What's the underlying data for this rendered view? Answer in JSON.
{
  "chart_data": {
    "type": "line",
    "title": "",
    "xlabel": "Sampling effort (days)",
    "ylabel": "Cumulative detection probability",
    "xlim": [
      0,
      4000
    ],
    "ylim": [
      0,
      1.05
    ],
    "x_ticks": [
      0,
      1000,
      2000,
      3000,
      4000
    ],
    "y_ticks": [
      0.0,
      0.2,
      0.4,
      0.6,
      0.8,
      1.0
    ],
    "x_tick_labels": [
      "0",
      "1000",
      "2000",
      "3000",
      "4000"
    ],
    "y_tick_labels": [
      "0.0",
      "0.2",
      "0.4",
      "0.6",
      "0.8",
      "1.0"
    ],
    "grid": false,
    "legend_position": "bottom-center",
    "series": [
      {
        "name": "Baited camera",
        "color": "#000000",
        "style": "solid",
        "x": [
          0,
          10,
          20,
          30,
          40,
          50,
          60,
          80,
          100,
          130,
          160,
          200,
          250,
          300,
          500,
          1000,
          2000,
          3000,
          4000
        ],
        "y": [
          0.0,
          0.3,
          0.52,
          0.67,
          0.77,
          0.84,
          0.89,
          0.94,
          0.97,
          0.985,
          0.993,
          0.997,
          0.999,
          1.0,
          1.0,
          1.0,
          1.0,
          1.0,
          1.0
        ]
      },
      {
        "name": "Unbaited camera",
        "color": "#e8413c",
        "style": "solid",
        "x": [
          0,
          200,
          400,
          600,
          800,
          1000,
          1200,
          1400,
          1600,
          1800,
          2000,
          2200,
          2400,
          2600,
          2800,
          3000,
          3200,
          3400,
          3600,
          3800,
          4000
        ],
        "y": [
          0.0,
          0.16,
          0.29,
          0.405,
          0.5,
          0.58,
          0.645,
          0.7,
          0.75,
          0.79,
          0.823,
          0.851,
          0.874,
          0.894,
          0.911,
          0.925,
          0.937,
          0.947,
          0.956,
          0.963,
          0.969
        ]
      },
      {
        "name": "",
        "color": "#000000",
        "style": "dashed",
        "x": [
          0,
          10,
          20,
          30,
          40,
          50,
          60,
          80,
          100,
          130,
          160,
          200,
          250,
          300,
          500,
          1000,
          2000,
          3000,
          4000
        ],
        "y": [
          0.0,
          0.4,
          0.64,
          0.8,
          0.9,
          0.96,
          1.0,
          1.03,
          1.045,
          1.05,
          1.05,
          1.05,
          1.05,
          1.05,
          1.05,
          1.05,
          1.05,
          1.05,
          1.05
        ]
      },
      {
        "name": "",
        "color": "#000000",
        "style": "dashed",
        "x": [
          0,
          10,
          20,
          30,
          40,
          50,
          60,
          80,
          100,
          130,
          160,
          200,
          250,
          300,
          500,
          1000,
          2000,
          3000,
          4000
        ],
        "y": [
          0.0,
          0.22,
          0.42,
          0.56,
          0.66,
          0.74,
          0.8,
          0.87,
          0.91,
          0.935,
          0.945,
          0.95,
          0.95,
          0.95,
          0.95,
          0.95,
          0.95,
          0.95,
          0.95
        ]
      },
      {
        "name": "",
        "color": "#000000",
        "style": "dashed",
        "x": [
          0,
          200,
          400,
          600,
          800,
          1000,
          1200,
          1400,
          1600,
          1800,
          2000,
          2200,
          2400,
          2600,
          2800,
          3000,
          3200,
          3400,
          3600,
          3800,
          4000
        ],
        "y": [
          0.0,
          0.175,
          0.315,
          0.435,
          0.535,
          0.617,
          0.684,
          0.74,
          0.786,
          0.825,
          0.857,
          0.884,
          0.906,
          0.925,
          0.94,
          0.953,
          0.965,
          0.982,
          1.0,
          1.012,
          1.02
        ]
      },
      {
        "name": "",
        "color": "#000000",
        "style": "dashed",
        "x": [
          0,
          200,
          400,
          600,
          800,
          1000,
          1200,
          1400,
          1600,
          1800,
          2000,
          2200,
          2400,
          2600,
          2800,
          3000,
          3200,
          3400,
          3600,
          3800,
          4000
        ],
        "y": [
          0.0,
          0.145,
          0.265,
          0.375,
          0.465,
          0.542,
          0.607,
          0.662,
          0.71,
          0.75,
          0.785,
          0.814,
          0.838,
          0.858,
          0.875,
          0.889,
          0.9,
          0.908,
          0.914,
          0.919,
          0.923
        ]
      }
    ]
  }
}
____________
Given problem: Reproduce the entries above exactly.

Full solution:
What's the underlying data for this rendered view? Answer in JSON.
{
  "chart_data": {
    "type": "line",
    "title": "",
    "xlabel": "Sampling effort (days)",
    "ylabel": "Cumulative detection probability",
    "xlim": [
      0,
      4000
    ],
    "ylim": [
      0,
      1.05
    ],
    "x_ticks": [
      0,
      1000,
      2000,
      3000,
      4000
    ],
    "y_ticks": [
      0.0,
      0.2,
      0.4,
      0.6,
      0.8,
      1.0
    ],
    "x_tick_labels": [
      "0",
      "1000",
      "2000",
      "3000",
      "4000"
    ],
    "y_tick_labels": [
      "0.0",
      "0.2",
      "0.4",
      "0.6",
      "0.8",
      "1.0"
    ],
    "grid": false,
    "legend_position": "bottom-center",
    "series": [
      {
        "name": "Baited camera",
        "color": "#000000",
        "style": "solid",
        "x": [
          0,
          10,
          20,
          30,
          40,
          50,
          60,
          80,
          100,
          130,
          160,
          200,
          250,
          300,
          500,
          1000,
          2000,
          3000,
          4000
        ],
        "y": [
          0.0,
          0.3,
          0.52,
          0.67,
          0.77,
          0.84,
          0.89,
          0.94,
          0.97,
          0.985,
          0.993,
          0.997,
          0.999,
          1.0,
          1.0,
          1.0,
          1.0,
          1.0,
          1.0
        ]
      },
      {
        "name": "Unbaited camera",
        "color": "#e8413c",
        "style": "solid",
        "x": [
          0,
          200,
          400,
          600,
          800,
          1000,
          1200,
          1400,
          1600,
          1800,
          2000,
          2200,
          2400,
          2600,
          2800,
          3000,
          3200,
          3400,
          3600,
          3800,
          4000
        ],
        "y": [
          0.0,
          0.16,
          0.29,
          0.405,
          0.5,
          0.58,
          0.645,
          0.7,
          0.75,
          0.79,
          0.823,
          0.851,
          0.874,
          0.894,
          0.911,
          0.925,
          0.937,
          0.947,
          0.956,
          0.963,
          0.969
        ]
      },
      {
        "name": "",
        "color": "#000000",
        "style": "dashed",
        "x": [
          0,
          10,
          20,
          30,
          40,
          50,
          60,
          80,
          100,
          130,
          160,
          200,
          250,
          300,
          500,
          1000,
          2000,
          3000,
          4000
        ],
        "y": [
          0.0,
          0.4,
          0.64,
          0.8,
          0.9,
          0.96,
          1.0,
          1.03,
          1.045,
          1.05,
          1.05,
          1.05,
          1.05,
          1.05,
          1.05,
          1.05,
          1.05,
          1.05,
          1.05
        ]
      },
      {
        "name": "",
        "color": "#000000",
        "style": "dashed",
        "x": [
          0,
          10,
          20,
          30,
          40,
          50,
          60,
          80,
          100,
          130,
          160,
          200,
          250,
          300,
          500,
          1000,
          2000,
          3000,
          4000
        ],
        "y": [
          0.0,
          0.22,
          0.42,
          0.56,
          0.66,
          0.74,
          0.8,
          0.87,
          0.91,
          0.935,
          0.945,
          0.95,
          0.95,
          0.95,
          0.95,
          0.95,
          0.95,
          0.95,
          0.95
        ]
      },
      {
        "name": "",
        "color": "#000000",
        "style": "dashed",
        "x": [
          0,
          200,
          400,
          600,
          800,
          1000,
          1200,
          1400,
          1600,
          1800,
          2000,
          2200,
          2400,
          2600,
          2800,
          3000,
          3200,
          3400,
          3600,
          3800,
          4000
        ],
        "y": [
          0.0,
          0.175,
          0.315,
          0.435,
          0.535,
          0.617,
          0.684,
          0.74,
          0.786,
          0.825,
          0.857,
          0.884,
          0.906,
          0.925,
          0.94,
          0.953,
          0.965,
          0.982,
          1.0,
          1.012,
          1.02
        ]
      },
      {
        "name": "",
        "color": "#000000",
        "style": "dashed",
        "x": [
          0,
          200,
          400,
          600,
          800,
          1000,
          1200,
          1400,
          1600,
          1800,
          2000,
          2200,
          2400,
          2600,
          2800,
          3000,
          3200,
          3400,
          3600,
          3800,
          4000
        ],
        "y": [
          0.0,
          0.145,
          0.265,
          0.375,
          0.465,
          0.542,
          0.607,
          0.662,
          0.71,
          0.75,
          0.785,
          0.814,
          0.838,
          0.858,
          0.875,
          0.889,
          0.9,
          0.908,
          0.914,
          0.919,
          0.923
        ]
      }
    ]
  }
}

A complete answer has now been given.